AIM OF THE EXERCISE => Pull out from the material below all lines with "JSON".

SOURCE MATERIAL =>
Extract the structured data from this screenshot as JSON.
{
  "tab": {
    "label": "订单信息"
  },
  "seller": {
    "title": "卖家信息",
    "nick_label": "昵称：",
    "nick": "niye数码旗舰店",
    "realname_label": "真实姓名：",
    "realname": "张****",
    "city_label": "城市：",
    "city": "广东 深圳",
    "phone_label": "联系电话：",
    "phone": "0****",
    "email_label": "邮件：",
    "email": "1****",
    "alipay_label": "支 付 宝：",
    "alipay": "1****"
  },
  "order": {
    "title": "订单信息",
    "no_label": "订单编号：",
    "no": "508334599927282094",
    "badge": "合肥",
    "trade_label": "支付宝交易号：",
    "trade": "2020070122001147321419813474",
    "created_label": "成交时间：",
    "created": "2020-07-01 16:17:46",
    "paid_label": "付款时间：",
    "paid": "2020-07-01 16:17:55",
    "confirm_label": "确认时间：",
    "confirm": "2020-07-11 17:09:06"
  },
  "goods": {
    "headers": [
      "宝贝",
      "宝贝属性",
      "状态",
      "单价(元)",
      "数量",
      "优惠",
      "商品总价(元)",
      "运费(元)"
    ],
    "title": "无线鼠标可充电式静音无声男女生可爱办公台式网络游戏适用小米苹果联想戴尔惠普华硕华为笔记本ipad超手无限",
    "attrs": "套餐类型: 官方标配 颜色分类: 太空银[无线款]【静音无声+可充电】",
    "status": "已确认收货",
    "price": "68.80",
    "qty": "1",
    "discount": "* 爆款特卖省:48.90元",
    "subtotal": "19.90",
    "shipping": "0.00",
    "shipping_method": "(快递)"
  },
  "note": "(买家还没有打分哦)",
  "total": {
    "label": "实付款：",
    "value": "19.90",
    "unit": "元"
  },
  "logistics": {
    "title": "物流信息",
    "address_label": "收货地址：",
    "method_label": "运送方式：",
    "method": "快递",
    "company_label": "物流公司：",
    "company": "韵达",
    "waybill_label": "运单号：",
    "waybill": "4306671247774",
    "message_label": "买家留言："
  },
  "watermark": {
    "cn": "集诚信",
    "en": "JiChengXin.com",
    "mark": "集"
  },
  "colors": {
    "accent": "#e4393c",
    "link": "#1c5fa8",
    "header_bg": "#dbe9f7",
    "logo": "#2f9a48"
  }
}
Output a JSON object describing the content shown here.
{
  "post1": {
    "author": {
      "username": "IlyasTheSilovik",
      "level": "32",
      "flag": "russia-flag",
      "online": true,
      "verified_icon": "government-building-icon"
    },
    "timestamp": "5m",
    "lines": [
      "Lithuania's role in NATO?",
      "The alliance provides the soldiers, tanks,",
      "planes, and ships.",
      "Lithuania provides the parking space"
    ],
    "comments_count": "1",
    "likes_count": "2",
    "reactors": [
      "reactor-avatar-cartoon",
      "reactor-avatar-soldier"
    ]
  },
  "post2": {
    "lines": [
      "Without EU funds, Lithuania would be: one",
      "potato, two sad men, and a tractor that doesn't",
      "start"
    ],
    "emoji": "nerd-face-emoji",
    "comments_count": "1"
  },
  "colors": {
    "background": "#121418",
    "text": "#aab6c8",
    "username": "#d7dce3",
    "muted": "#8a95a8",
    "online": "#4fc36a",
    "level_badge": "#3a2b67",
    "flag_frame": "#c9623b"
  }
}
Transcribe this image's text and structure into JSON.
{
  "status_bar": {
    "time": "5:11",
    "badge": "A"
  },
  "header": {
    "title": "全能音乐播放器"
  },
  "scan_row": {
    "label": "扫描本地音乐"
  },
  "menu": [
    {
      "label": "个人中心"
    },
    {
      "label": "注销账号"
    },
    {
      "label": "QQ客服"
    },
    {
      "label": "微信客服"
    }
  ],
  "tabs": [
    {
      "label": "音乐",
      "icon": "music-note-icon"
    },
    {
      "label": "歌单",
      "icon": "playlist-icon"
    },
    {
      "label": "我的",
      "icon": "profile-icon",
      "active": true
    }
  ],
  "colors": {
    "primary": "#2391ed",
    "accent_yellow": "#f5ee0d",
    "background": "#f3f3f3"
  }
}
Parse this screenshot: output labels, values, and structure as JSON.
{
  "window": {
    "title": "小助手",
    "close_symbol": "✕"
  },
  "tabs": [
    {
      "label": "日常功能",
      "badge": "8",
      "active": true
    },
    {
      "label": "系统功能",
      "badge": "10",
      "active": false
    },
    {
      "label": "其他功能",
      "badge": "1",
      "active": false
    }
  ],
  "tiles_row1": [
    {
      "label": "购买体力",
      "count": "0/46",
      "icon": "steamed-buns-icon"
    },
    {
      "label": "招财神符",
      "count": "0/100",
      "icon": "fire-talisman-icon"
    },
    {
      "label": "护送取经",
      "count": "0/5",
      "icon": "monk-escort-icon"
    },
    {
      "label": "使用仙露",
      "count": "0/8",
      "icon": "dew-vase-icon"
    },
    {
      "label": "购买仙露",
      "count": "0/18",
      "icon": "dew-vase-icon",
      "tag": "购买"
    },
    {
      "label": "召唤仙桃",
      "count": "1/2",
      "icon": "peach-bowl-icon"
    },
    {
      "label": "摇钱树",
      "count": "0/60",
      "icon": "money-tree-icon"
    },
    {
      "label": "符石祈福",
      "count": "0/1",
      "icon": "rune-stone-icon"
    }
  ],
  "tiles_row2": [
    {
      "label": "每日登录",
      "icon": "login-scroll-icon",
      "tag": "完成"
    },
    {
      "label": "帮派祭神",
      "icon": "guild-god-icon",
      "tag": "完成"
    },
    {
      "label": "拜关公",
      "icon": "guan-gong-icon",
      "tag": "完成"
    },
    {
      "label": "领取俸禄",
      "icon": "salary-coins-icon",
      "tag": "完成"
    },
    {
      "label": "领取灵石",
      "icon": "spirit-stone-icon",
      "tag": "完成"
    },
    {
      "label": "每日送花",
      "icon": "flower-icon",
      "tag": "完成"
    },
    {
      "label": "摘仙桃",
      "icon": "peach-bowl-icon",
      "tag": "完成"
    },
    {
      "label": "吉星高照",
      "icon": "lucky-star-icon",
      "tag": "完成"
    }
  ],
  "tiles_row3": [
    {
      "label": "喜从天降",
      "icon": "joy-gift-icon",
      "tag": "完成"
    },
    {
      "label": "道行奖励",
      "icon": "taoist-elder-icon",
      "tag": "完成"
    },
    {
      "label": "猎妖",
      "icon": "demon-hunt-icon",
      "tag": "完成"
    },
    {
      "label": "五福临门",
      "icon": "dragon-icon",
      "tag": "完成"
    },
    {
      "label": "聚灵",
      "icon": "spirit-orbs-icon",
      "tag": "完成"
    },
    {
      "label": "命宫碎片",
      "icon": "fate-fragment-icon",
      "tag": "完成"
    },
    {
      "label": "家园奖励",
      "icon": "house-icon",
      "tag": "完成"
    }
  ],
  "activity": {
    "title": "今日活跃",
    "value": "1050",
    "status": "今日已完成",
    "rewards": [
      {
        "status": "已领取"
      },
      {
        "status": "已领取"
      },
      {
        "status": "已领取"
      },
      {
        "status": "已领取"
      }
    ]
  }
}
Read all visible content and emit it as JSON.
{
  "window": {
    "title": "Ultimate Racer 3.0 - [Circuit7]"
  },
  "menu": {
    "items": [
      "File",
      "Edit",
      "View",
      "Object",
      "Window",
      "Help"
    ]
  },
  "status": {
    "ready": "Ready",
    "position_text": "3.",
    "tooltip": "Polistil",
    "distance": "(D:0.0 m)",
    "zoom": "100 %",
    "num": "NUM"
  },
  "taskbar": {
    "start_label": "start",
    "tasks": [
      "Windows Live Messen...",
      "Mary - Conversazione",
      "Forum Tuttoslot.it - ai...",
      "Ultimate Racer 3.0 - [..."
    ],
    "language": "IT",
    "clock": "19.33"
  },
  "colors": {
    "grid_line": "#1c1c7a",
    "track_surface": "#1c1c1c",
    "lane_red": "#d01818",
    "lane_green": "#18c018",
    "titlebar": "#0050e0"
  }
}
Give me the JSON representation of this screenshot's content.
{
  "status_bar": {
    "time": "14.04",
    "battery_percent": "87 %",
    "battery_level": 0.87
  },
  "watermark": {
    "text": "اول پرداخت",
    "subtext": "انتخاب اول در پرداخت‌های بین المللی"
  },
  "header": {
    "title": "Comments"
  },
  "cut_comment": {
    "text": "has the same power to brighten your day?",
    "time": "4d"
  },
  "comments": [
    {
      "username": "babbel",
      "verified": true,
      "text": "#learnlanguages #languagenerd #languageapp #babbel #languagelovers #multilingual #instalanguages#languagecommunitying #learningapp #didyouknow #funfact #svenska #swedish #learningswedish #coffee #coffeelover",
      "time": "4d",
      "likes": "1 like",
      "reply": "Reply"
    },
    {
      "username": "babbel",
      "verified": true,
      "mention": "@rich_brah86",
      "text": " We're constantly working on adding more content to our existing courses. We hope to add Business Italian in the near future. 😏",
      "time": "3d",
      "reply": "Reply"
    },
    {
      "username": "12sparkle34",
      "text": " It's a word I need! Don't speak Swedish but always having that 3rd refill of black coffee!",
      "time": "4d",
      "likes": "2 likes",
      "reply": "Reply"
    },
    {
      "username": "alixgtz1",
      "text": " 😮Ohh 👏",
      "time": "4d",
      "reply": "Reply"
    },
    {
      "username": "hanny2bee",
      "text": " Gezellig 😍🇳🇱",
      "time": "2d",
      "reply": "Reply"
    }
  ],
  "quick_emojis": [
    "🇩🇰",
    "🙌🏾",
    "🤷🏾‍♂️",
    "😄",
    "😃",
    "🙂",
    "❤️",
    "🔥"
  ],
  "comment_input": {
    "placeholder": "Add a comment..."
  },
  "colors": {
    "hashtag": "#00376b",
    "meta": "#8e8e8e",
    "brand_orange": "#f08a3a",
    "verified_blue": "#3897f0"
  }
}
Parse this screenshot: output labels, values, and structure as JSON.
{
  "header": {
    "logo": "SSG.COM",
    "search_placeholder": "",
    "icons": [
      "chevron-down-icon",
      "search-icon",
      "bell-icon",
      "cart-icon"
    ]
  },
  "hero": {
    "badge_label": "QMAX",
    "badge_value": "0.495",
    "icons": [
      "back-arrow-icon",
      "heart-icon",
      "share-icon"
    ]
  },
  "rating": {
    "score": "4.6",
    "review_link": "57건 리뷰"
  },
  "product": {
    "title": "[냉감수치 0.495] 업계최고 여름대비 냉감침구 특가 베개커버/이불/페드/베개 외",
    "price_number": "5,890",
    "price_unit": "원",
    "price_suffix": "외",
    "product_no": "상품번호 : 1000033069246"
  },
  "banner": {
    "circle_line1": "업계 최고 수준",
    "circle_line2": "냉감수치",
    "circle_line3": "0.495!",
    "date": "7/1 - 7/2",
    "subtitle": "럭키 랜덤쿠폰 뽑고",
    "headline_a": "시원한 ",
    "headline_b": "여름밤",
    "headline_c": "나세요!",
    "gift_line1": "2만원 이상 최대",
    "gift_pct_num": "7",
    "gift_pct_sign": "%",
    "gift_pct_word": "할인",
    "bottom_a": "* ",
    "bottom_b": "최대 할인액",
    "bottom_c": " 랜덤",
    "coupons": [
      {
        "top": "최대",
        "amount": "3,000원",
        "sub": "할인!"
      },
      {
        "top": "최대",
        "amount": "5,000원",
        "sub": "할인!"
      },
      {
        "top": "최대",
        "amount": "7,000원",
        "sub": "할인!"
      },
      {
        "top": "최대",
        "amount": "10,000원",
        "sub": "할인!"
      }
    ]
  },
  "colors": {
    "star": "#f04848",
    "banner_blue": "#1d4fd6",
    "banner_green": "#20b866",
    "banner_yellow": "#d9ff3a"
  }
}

TASK RESULT =>
Extract the structured data from this screenshot as JSON.
Output a JSON object describing the content shown here.
Transcribe this image's text and structure into JSON.
Parse this screenshot: output labels, values, and structure as JSON.
Read all visible content and emit it as JSON.
Give me the JSON representation of this screenshot's content.
Parse this screenshot: output labels, values, and structure as JSON.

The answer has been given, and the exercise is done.